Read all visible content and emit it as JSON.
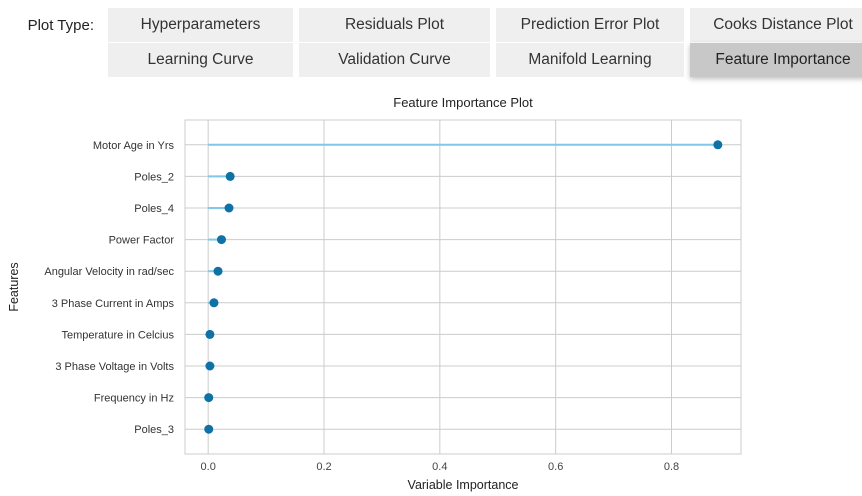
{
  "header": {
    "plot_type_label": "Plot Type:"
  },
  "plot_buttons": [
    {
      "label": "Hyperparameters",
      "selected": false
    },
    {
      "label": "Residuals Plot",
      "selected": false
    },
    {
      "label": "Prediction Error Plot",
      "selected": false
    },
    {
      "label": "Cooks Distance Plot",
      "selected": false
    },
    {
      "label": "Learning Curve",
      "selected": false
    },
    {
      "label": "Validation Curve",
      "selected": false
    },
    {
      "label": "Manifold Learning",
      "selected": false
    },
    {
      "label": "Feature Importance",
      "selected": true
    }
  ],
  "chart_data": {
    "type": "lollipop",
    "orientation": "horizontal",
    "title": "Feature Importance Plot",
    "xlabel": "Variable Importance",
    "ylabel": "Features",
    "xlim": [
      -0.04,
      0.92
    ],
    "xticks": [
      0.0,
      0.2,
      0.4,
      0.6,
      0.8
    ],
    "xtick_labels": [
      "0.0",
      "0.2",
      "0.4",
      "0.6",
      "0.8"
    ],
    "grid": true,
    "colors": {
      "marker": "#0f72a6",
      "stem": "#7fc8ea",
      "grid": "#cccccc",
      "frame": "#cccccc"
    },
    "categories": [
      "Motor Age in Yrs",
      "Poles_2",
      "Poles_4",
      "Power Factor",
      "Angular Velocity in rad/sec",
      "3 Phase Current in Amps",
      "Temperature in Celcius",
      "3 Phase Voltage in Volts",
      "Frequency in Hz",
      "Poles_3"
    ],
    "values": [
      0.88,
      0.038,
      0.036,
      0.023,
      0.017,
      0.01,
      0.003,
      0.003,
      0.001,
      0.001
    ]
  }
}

*****

## Exercise prompt
Without including the pictures, return each record above exactly as it stands.

## Answer for this exercise
Read all visible content and emit it as JSON.
{
  "header": {
    "plot_type_label": "Plot Type:"
  },
  "plot_buttons": [
    {
      "label": "Hyperparameters",
      "selected": false
    },
    {
      "label": "Residuals Plot",
      "selected": false
    },
    {
      "label": "Prediction Error Plot",
      "selected": false
    },
    {
      "label": "Cooks Distance Plot",
      "selected": false
    },
    {
      "label": "Learning Curve",
      "selected": false
    },
    {
      "label": "Validation Curve",
      "selected": false
    },
    {
      "label": "Manifold Learning",
      "selected": false
    },
    {
      "label": "Feature Importance",
      "selected": true
    }
  ],
  "chart_data": {
    "type": "lollipop",
    "orientation": "horizontal",
    "title": "Feature Importance Plot",
    "xlabel": "Variable Importance",
    "ylabel": "Features",
    "xlim": [
      -0.04,
      0.92
    ],
    "xticks": [
      0.0,
      0.2,
      0.4,
      0.6,
      0.8
    ],
    "xtick_labels": [
      "0.0",
      "0.2",
      "0.4",
      "0.6",
      "0.8"
    ],
    "grid": true,
    "colors": {
      "marker": "#0f72a6",
      "stem": "#7fc8ea",
      "grid": "#cccccc",
      "frame": "#cccccc"
    },
    "categories": [
      "Motor Age in Yrs",
      "Poles_2",
      "Poles_4",
      "Power Factor",
      "Angular Velocity in rad/sec",
      "3 Phase Current in Amps",
      "Temperature in Celcius",
      "3 Phase Voltage in Volts",
      "Frequency in Hz",
      "Poles_3"
    ],
    "values": [
      0.88,
      0.038,
      0.036,
      0.023,
      0.017,
      0.01,
      0.003,
      0.003,
      0.001,
      0.001
    ]
  }
}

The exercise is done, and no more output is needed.